[What the task requires] Retype every entry in its entirety, without alteration.

[Excerpted data]
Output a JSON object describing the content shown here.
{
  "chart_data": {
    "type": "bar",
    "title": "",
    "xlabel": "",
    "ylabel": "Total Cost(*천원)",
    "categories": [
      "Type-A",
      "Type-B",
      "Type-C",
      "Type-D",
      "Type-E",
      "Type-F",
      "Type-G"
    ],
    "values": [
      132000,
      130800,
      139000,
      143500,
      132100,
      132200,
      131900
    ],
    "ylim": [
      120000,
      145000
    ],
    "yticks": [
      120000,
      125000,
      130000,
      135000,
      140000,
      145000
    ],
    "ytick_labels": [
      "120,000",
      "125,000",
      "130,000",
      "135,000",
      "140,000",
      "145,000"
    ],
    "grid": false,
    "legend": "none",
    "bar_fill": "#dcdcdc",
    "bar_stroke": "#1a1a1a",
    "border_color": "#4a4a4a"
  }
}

[Correct output]
Output a JSON object describing the content shown here.
{
  "chart_data": {
    "type": "bar",
    "title": "",
    "xlabel": "",
    "ylabel": "Total Cost(*천원)",
    "categories": [
      "Type-A",
      "Type-B",
      "Type-C",
      "Type-D",
      "Type-E",
      "Type-F",
      "Type-G"
    ],
    "values": [
      132000,
      130800,
      139000,
      143500,
      132100,
      132200,
      131900
    ],
    "ylim": [
      120000,
      145000
    ],
    "yticks": [
      120000,
      125000,
      130000,
      135000,
      140000,
      145000
    ],
    "ytick_labels": [
      "120,000",
      "125,000",
      "130,000",
      "135,000",
      "140,000",
      "145,000"
    ],
    "grid": false,
    "legend": "none",
    "bar_fill": "#dcdcdc",
    "bar_stroke": "#1a1a1a",
    "border_color": "#4a4a4a"
  }
}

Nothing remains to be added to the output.